SHORT TASK :: Turn every line of the entries below into a numbered list, dropping any blank lines.

DATA TO USE ::

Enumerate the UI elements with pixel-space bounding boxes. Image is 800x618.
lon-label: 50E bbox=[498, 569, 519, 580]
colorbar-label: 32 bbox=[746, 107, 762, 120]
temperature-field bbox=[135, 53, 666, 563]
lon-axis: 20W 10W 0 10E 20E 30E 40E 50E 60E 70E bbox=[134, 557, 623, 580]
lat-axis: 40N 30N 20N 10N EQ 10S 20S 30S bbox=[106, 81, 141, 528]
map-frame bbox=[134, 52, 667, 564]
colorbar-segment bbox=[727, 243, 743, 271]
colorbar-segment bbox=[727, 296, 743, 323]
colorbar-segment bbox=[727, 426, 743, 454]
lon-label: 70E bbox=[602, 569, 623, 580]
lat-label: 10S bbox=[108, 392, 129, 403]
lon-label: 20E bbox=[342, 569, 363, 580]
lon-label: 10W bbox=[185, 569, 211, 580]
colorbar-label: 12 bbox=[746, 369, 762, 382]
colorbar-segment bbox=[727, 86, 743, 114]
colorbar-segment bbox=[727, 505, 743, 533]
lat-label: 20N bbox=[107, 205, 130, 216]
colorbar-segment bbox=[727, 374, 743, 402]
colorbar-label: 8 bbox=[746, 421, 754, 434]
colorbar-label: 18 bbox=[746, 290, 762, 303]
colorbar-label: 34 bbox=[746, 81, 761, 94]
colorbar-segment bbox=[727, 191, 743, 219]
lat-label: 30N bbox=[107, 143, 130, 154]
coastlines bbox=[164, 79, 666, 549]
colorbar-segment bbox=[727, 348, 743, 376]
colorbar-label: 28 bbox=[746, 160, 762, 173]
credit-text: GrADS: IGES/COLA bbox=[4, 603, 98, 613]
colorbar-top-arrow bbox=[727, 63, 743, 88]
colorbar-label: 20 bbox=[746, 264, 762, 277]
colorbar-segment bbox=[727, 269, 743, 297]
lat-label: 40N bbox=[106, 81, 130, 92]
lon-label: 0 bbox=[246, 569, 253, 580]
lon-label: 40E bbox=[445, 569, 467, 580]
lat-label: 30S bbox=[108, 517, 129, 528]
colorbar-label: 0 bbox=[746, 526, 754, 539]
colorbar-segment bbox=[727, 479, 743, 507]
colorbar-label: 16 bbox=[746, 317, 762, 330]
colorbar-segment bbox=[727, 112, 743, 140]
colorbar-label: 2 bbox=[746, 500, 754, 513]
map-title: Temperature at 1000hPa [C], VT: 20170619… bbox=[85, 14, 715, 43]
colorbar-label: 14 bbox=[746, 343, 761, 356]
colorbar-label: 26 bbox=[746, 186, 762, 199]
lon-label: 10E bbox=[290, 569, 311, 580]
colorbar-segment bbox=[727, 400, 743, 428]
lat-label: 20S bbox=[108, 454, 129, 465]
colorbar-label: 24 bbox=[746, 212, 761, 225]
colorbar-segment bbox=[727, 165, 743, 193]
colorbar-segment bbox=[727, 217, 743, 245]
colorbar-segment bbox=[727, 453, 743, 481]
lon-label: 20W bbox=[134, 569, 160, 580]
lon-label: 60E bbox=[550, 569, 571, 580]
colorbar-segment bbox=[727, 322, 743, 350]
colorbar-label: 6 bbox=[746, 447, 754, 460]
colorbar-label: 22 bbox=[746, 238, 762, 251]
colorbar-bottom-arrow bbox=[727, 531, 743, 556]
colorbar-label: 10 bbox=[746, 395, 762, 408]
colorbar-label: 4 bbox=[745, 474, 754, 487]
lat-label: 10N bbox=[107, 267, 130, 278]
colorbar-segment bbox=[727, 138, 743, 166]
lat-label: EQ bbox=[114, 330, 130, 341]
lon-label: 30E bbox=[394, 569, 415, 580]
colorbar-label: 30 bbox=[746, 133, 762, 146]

ANSWER FOR THE TASK ::
1. Enumerate the UI elements with pixel-space bounding boxes. Image is 800x618.
2. lon-label: 50E bbox=[498, 569, 519, 580]
3. colorbar-label: 32 bbox=[746, 107, 762, 120]
4. temperature-field bbox=[135, 53, 666, 563]
5. lon-axis: 20W 10W 0 10E 20E 30E 40E 50E 60E 70E bbox=[134, 557, 623, 580]
6. lat-axis: 40N 30N 20N 10N EQ 10S 20S 30S bbox=[106, 81, 141, 528]
7. map-frame bbox=[134, 52, 667, 564]
8. colorbar-segment bbox=[727, 243, 743, 271]
9. colorbar-segment bbox=[727, 296, 743, 323]
10. colorbar-segment bbox=[727, 426, 743, 454]
11. lon-label: 70E bbox=[602, 569, 623, 580]
12. lat-label: 10S bbox=[108, 392, 129, 403]
13. lon-label: 20E bbox=[342, 569, 363, 580]
14. lon-label: 10W bbox=[185, 569, 211, 580]
15. colorbar-label: 12 bbox=[746, 369, 762, 382]
16. colorbar-segment bbox=[727, 86, 743, 114]
17. colorbar-segment bbox=[727, 505, 743, 533]
18. lat-label: 20N bbox=[107, 205, 130, 216]
19. colorbar-segment bbox=[727, 374, 743, 402]
20. colorbar-label: 8 bbox=[746, 421, 754, 434]
21. colorbar-label: 18 bbox=[746, 290, 762, 303]
22. colorbar-label: 34 bbox=[746, 81, 761, 94]
23. colorbar-segment bbox=[727, 191, 743, 219]
24. lat-label: 30N bbox=[107, 143, 130, 154]
25. coastlines bbox=[164, 79, 666, 549]
26. colorbar-segment bbox=[727, 348, 743, 376]
27. colorbar-label: 28 bbox=[746, 160, 762, 173]
28. credit-text: GrADS: IGES/COLA bbox=[4, 603, 98, 613]
29. colorbar-top-arrow bbox=[727, 63, 743, 88]
30. colorbar-label: 20 bbox=[746, 264, 762, 277]
31. colorbar-segment bbox=[727, 269, 743, 297]
32. lat-label: 40N bbox=[106, 81, 130, 92]
33. lon-label: 0 bbox=[246, 569, 253, 580]
34. lon-label: 40E bbox=[445, 569, 467, 580]
35. lat-label: 30S bbox=[108, 517, 129, 528]
36. colorbar-label: 0 bbox=[746, 526, 754, 539]
37. colorbar-segment bbox=[727, 479, 743, 507]
38. colorbar-label: 16 bbox=[746, 317, 762, 330]
39. colorbar-segment bbox=[727, 112, 743, 140]
40. colorbar-label: 2 bbox=[746, 500, 754, 513]
41. map-title: Temperature at 1000hPa [C], VT: 20170619… bbox=[85, 14, 715, 43]
42. colorbar-label: 14 bbox=[746, 343, 761, 356]
43. colorbar-label: 26 bbox=[746, 186, 762, 199]
44. lon-label: 10E bbox=[290, 569, 311, 580]
45. colorbar-segment bbox=[727, 400, 743, 428]
46. lat-label: 20S bbox=[108, 454, 129, 465]
47. colorbar-label: 24 bbox=[746, 212, 761, 225]
48. colorbar-segment bbox=[727, 165, 743, 193]
49. colorbar-segment bbox=[727, 217, 743, 245]
50. colorbar-segment bbox=[727, 453, 743, 481]
51. lon-label: 20W bbox=[134, 569, 160, 580]
52. lon-label: 60E bbox=[550, 569, 571, 580]
53. colorbar-segment bbox=[727, 322, 743, 350]
54. colorbar-label: 6 bbox=[746, 447, 754, 460]
55. colorbar-label: 22 bbox=[746, 238, 762, 251]
56. colorbar-bottom-arrow bbox=[727, 531, 743, 556]
57. colorbar-label: 10 bbox=[746, 395, 762, 408]
58. colorbar-label: 4 bbox=[745, 474, 754, 487]
59. lat-label: 10N bbox=[107, 267, 130, 278]
60. colorbar-segment bbox=[727, 138, 743, 166]
61. lat-label: EQ bbox=[114, 330, 130, 341]
62. lon-label: 30E bbox=[394, 569, 415, 580]
63. colorbar-label: 30 bbox=[746, 133, 762, 146]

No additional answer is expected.